■ **INFORMATION PROVIDED**
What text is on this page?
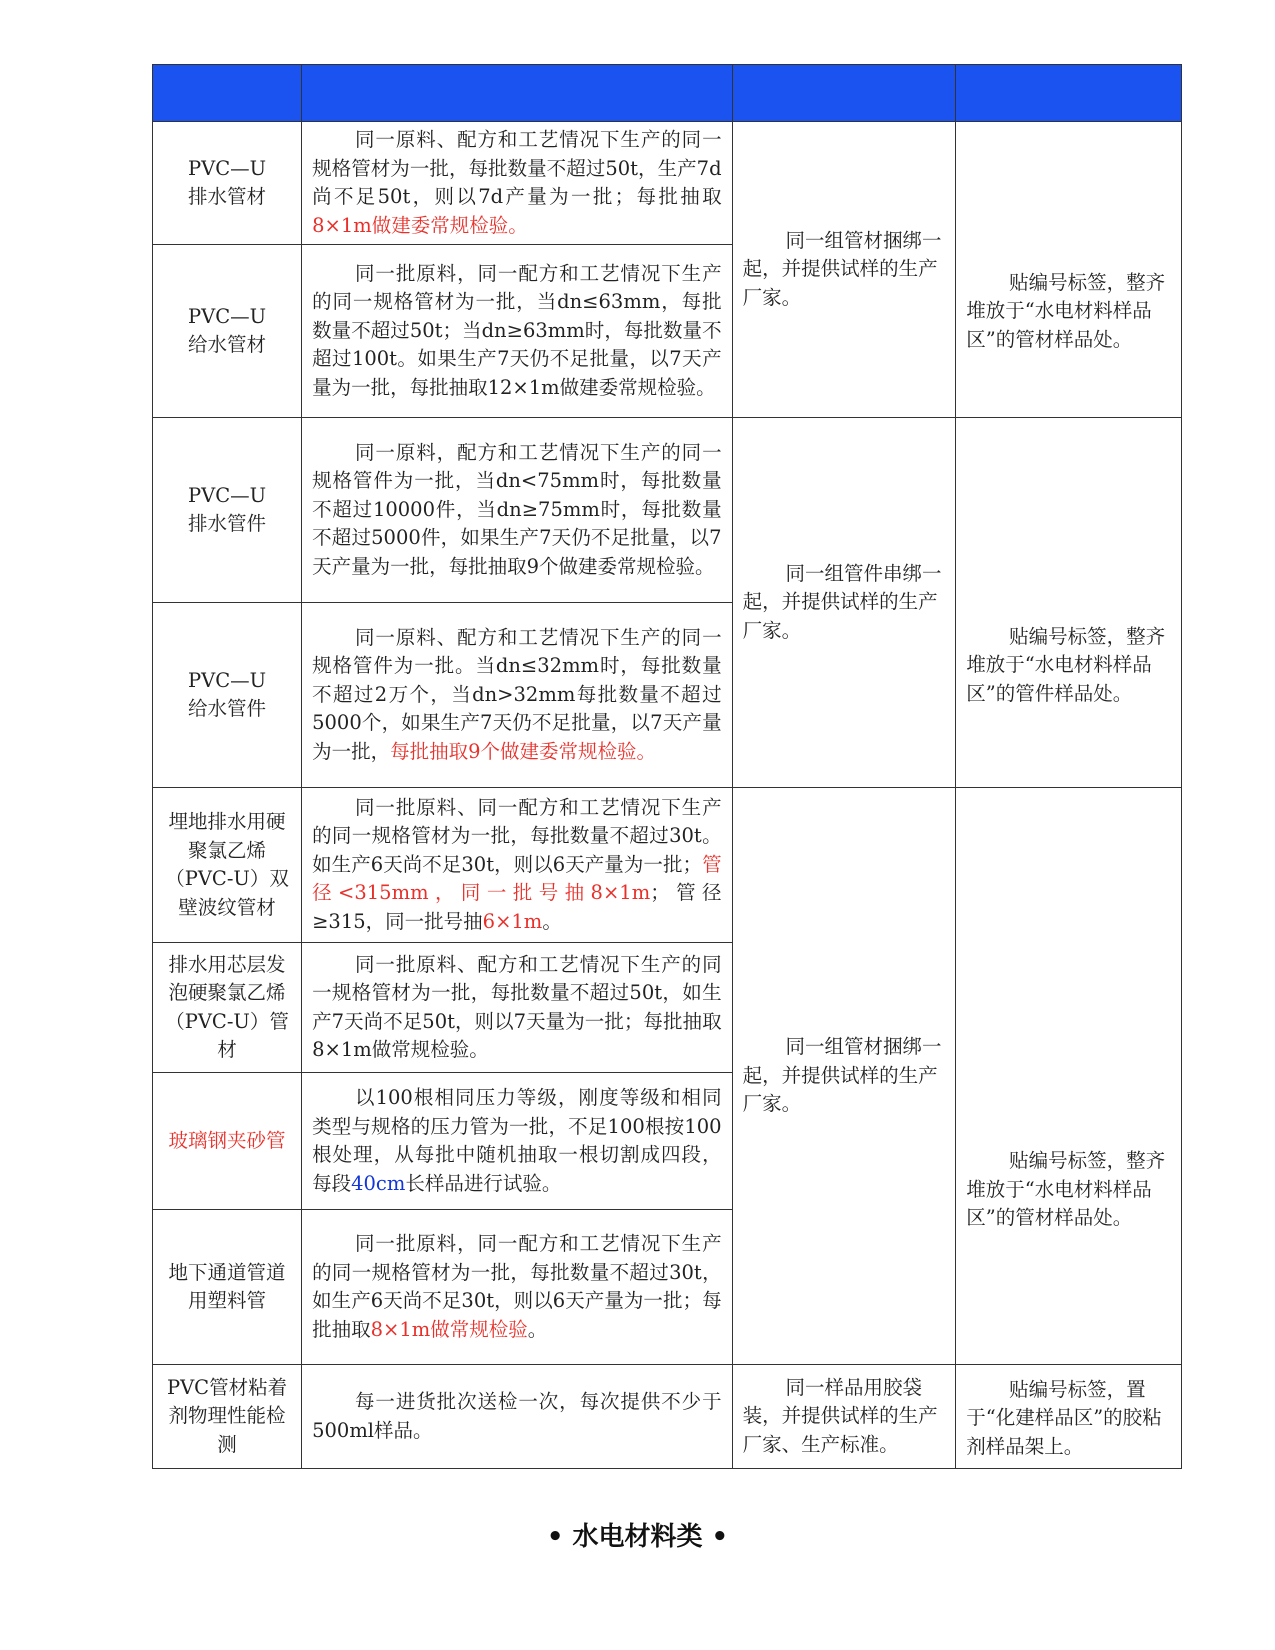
PVC—U
排水管材	同一原料、配方和工艺情况下生产的同一规格管材为一批，每批数量不超过50t，生产7d尚不足50t，则以7d产量为一批；每批抽取8×1m做建委常规检验。	同一组管材捆绑一起，并提供试样的生产厂家。	贴编号标签，整齐堆放于“水电材料样品区”的管材样品处。
PVC—U
给水管材	同一批原料，同一配方和工艺情况下生产的同一规格管材为一批，当dn≤63mm，每批数量不超过50t；当dn≥63mm时，每批数量不超过100t。如果生产7天仍不足批量，以7天产量为一批，每批抽取12×1m做建委常规检验。		
PVC—U
排水管件	同一原料，配方和工艺情况下生产的同一规格管件为一批，当dn<75mm时，每批数量不超过10000件，当dn≥75mm时，每批数量不超过5000件，如果生产7天仍不足批量，以7天产量为一批，每批抽取9个做建委常规检验。	同一组管件串绑一起，并提供试样的生产厂家。	贴编号标签，整齐堆放于“水电材料样品区”的管件样品处。
PVC—U
给水管件	同一原料、配方和工艺情况下生产的同一规格管件为一批。当dn≤32mm时，每批数量不超过2万个，当dn>32mm每批数量不超过5000个，如果生产7天仍不足批量，以7天产量为一批，每批抽取9个做建委常规检验。		
埋地排水用硬聚氯乙烯（PVC-U）双壁波纹管材	同一批原料、同一配方和工艺情况下生产的同一规格管材为一批，每批数量不超过30t。如生产6天尚不足30t，则以6天产量为一批；管径<315mm，同一批号抽8×1m；管径≥315，同一批号抽6×1m。	同一组管材捆绑一起，并提供试样的生产厂家。	贴编号标签，整齐堆放于“水电材料样品区”的管材样品处。
排水用芯层发泡硬聚氯乙烯（PVC-U）管材	同一批原料、配方和工艺情况下生产的同一规格管材为一批，每批数量不超过50t，如生产7天尚不足50t，则以7天量为一批；每批抽取8×1m做常规检验。		
玻璃钢夹砂管	以100根相同压力等级，刚度等级和相同类型与规格的压力管为一批，不足100根按100根处理，从每批中随机抽取一根切割成四段，每段40cm长样品进行试验。		
地下通道管道用塑料管	同一批原料，同一配方和工艺情况下生产的同一规格管材为一批，每批数量不超过30t，如生产6天尚不足30t，则以6天产量为一批；每批抽取8×1m做常规检验。		
PVC管材粘着剂物理性能检测	每一进货批次送检一次，每次提供不少于500ml样品。	同一样品用胶袋装，并提供试样的生产厂家、生产标准。	贴编号标签，置于“化建样品区”的胶粘剂样品架上。
• 水电材料类 •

■ **TASK DETAILS**
Filter the data, keeping only the lines that contain "同一批原料".

■ **TASK RESULT**
给水管材	同一批原料，同一配方和工艺情况下生产的同一规格管材为一批，当dn≤63mm，每批数量不超过50t；当dn≥63mm时，每批数量不超过100t。如果生产7天仍不足批量，以7天产量为一批，每批抽取12×1m做建委常规检验。		
埋地排水用硬聚氯乙烯（PVC-U）双壁波纹管材	同一批原料、同一配方和工艺情况下生产的同一规格管材为一批，每批数量不超过30t。如生产6天尚不足30t，则以6天产量为一批；管径<315mm，同一批号抽8×1m；管径≥315，同一批号抽6×1m。	同一组管材捆绑一起，并提供试样的生产厂家。	贴编号标签，整齐堆放于“水电材料样品区”的管材样品处。
排水用芯层发泡硬聚氯乙烯（PVC-U）管材	同一批原料、配方和工艺情况下生产的同一规格管材为一批，每批数量不超过50t，如生产7天尚不足50t，则以7天量为一批；每批抽取8×1m做常规检验。		
地下通道管道用塑料管	同一批原料，同一配方和工艺情况下生产的同一规格管材为一批，每批数量不超过30t，如生产6天尚不足30t，则以6天产量为一批；每批抽取8×1m做常规检验。		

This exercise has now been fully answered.